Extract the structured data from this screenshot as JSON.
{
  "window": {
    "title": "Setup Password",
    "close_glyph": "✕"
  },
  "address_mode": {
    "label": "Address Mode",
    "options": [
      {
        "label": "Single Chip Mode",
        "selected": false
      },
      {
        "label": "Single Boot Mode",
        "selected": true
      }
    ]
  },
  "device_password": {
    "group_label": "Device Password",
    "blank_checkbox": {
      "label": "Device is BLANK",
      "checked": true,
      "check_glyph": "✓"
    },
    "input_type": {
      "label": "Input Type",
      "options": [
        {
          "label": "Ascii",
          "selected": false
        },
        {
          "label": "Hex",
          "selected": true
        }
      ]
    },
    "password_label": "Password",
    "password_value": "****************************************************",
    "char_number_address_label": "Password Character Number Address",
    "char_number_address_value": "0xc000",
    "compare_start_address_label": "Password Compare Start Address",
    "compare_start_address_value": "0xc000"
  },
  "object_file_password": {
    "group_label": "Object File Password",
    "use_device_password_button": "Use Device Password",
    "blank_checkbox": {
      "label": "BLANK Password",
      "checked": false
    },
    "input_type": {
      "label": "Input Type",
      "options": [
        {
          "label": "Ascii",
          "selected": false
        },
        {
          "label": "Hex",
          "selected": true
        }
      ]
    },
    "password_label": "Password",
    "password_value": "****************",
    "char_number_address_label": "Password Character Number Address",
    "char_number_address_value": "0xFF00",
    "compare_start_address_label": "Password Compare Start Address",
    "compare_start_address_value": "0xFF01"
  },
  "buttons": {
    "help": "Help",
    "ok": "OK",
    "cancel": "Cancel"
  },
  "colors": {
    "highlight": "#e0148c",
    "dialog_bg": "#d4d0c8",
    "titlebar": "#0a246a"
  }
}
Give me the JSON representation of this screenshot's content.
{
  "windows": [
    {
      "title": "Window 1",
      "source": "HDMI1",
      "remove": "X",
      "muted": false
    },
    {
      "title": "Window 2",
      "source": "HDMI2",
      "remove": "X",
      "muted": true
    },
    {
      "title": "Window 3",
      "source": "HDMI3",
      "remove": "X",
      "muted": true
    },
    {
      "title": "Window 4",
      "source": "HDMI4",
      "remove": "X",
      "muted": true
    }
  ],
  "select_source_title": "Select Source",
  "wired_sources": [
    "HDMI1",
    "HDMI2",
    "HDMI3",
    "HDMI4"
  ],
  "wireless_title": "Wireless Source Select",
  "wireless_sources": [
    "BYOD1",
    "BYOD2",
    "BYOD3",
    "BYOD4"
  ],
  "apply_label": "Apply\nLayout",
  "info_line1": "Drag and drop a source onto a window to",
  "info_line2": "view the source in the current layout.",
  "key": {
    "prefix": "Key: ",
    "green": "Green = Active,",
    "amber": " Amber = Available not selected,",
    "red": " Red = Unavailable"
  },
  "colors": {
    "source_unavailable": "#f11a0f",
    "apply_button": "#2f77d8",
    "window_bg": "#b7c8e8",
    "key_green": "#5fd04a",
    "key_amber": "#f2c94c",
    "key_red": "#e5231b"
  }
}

● Problem description
The lines to reproduce run from the one that contains "Give me the" through the last line above; copy them exactly.

● Expected output
Give me the JSON representation of this screenshot's content.
{
  "windows": [
    {
      "title": "Window 1",
      "source": "HDMI1",
      "remove": "X",
      "muted": false
    },
    {
      "title": "Window 2",
      "source": "HDMI2",
      "remove": "X",
      "muted": true
    },
    {
      "title": "Window 3",
      "source": "HDMI3",
      "remove": "X",
      "muted": true
    },
    {
      "title": "Window 4",
      "source": "HDMI4",
      "remove": "X",
      "muted": true
    }
  ],
  "select_source_title": "Select Source",
  "wired_sources": [
    "HDMI1",
    "HDMI2",
    "HDMI3",
    "HDMI4"
  ],
  "wireless_title": "Wireless Source Select",
  "wireless_sources": [
    "BYOD1",
    "BYOD2",
    "BYOD3",
    "BYOD4"
  ],
  "apply_label": "Apply\nLayout",
  "info_line1": "Drag and drop a source onto a window to",
  "info_line2": "view the source in the current layout.",
  "key": {
    "prefix": "Key: ",
    "green": "Green = Active,",
    "amber": " Amber = Available not selected,",
    "red": " Red = Unavailable"
  },
  "colors": {
    "source_unavailable": "#f11a0f",
    "apply_button": "#2f77d8",
    "window_bg": "#b7c8e8",
    "key_green": "#5fd04a",
    "key_amber": "#f2c94c",
    "key_red": "#e5231b"
  }
}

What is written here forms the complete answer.